Work instruction: Read through the records. Copy each line that has the word "this".

Source material:
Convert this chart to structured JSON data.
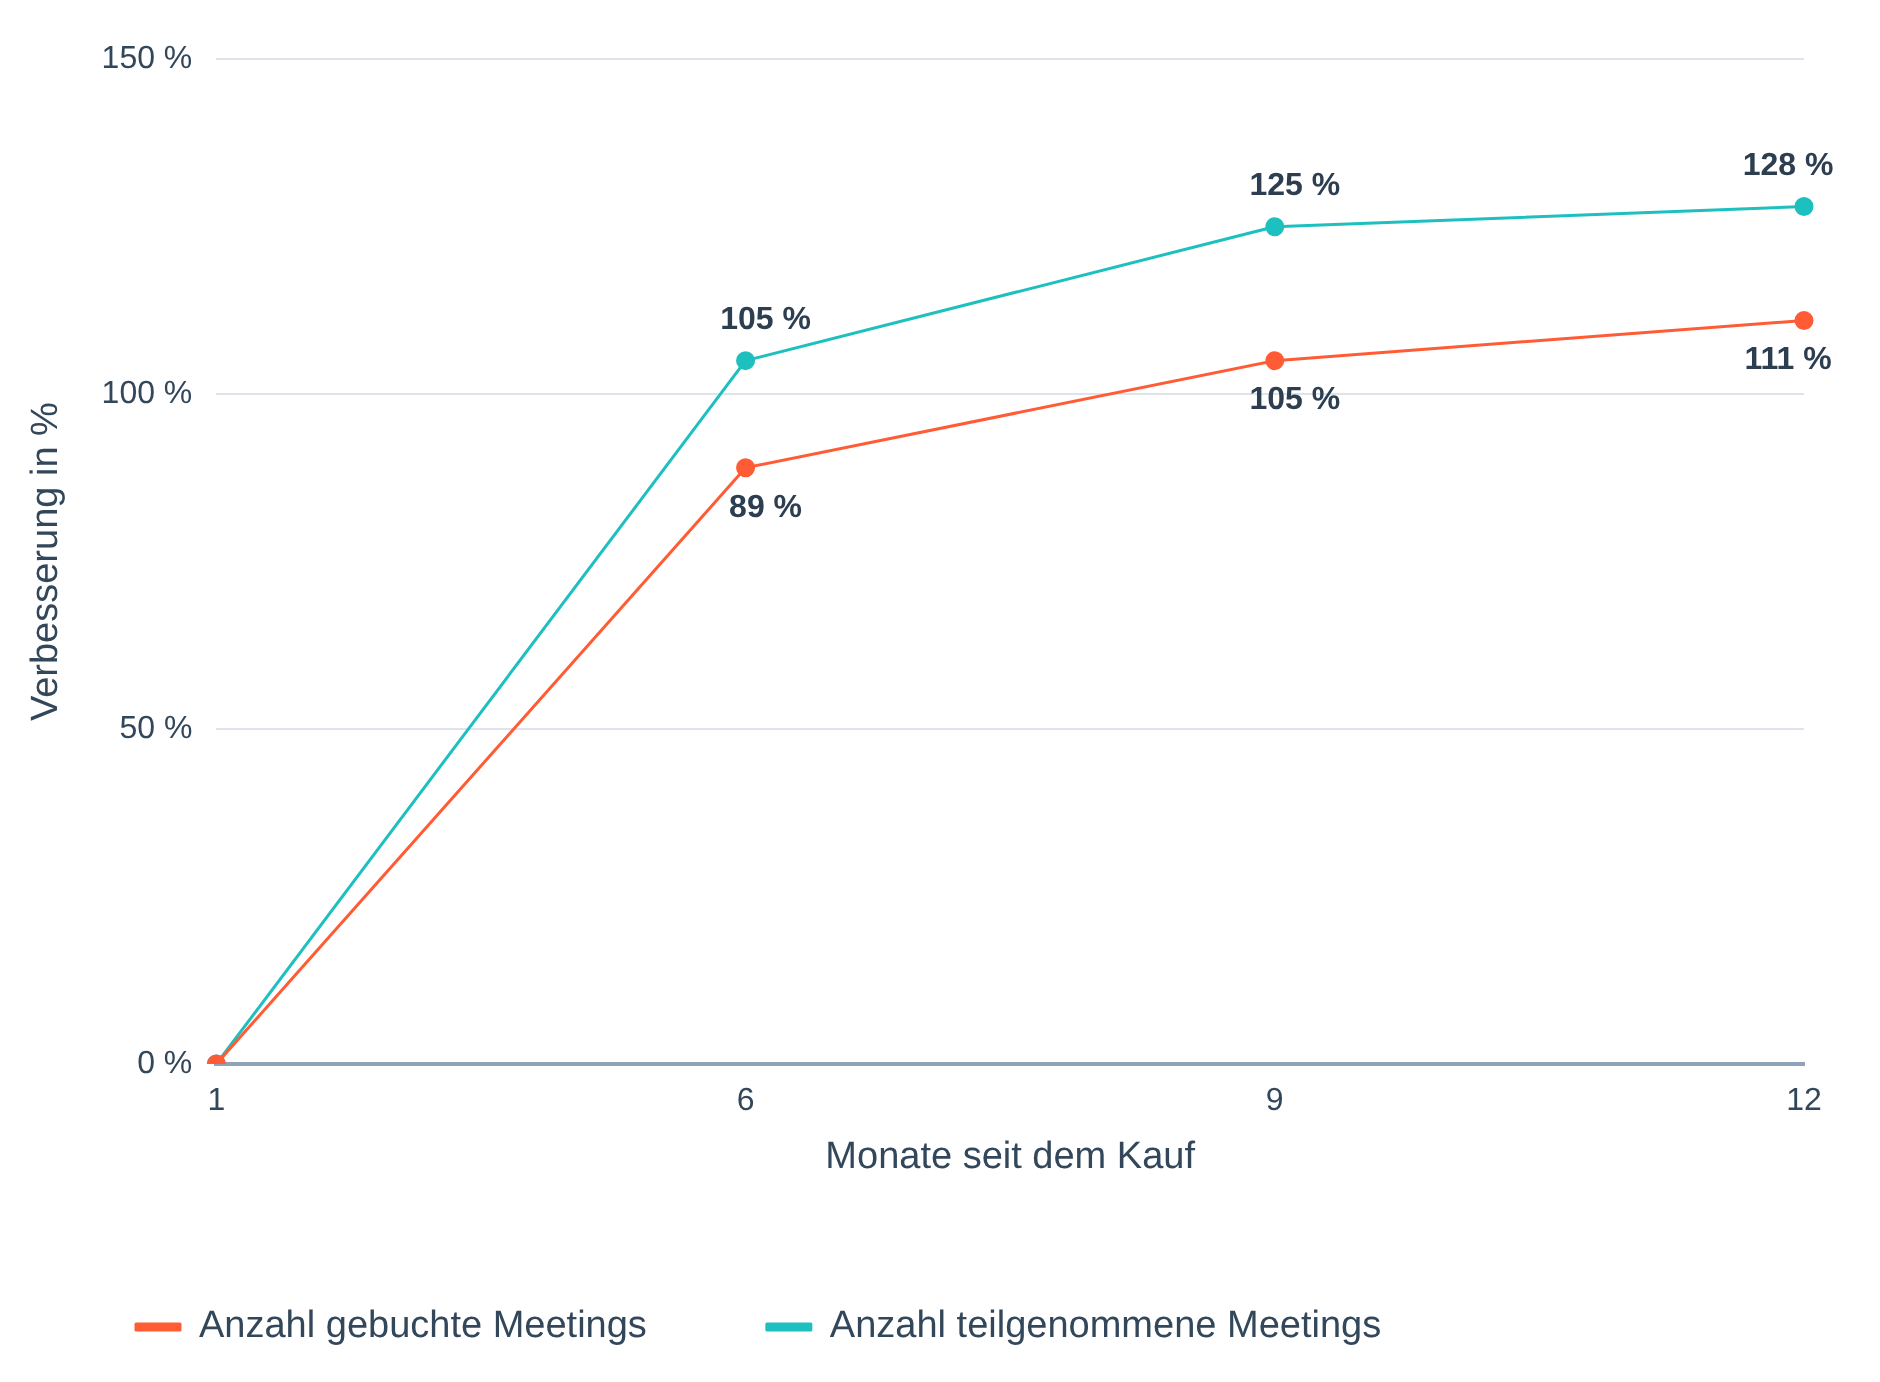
{
  "chart_data": {
    "type": "line",
    "xlabel": "Monate seit dem Kauf",
    "ylabel": "Verbesserung in %",
    "categories": [
      "1",
      "6",
      "9",
      "12"
    ],
    "series": [
      {
        "name": "Anzahl gebuchte Meetings",
        "color": "#ff5c35",
        "values": [
          0,
          89,
          105,
          111
        ],
        "value_labels": [
          null,
          "89 %",
          "105 %",
          "111 %"
        ]
      },
      {
        "name": "Anzahl teilgenommene Meetings",
        "color": "#1ebfbf",
        "values": [
          0,
          105,
          125,
          128
        ],
        "value_labels": [
          null,
          "105 %",
          "125 %",
          "128 %"
        ]
      }
    ],
    "ylim": [
      0,
      150
    ],
    "yticks": [
      {
        "value": 0,
        "label": "0 %"
      },
      {
        "value": 50,
        "label": "50 %"
      },
      {
        "value": 100,
        "label": "100 %"
      },
      {
        "value": 150,
        "label": "150 %"
      }
    ],
    "grid": "y",
    "legend": "bottom left",
    "marker": "circle",
    "line_style": "solid"
  }
}
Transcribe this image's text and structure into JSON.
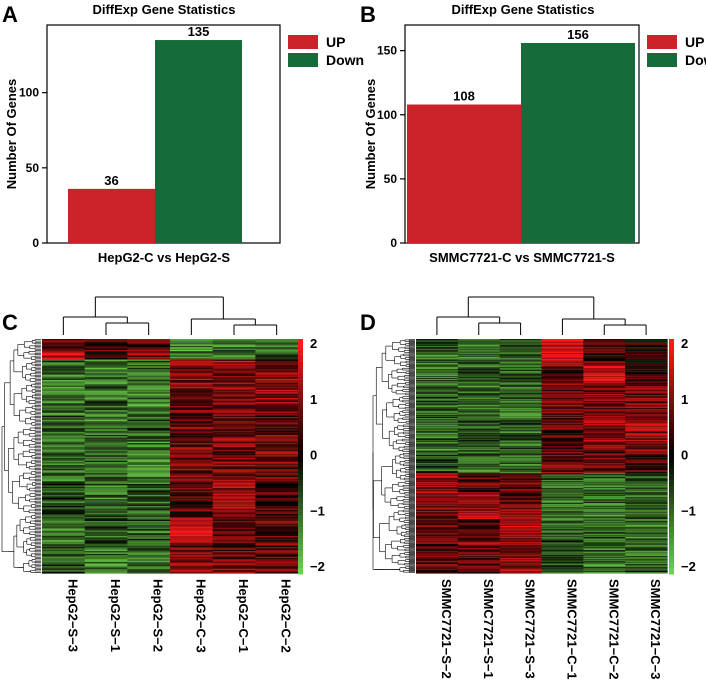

Exercise response:
Convert this chart to structured JSON data.
Transcribe this image's text and structure into JSON.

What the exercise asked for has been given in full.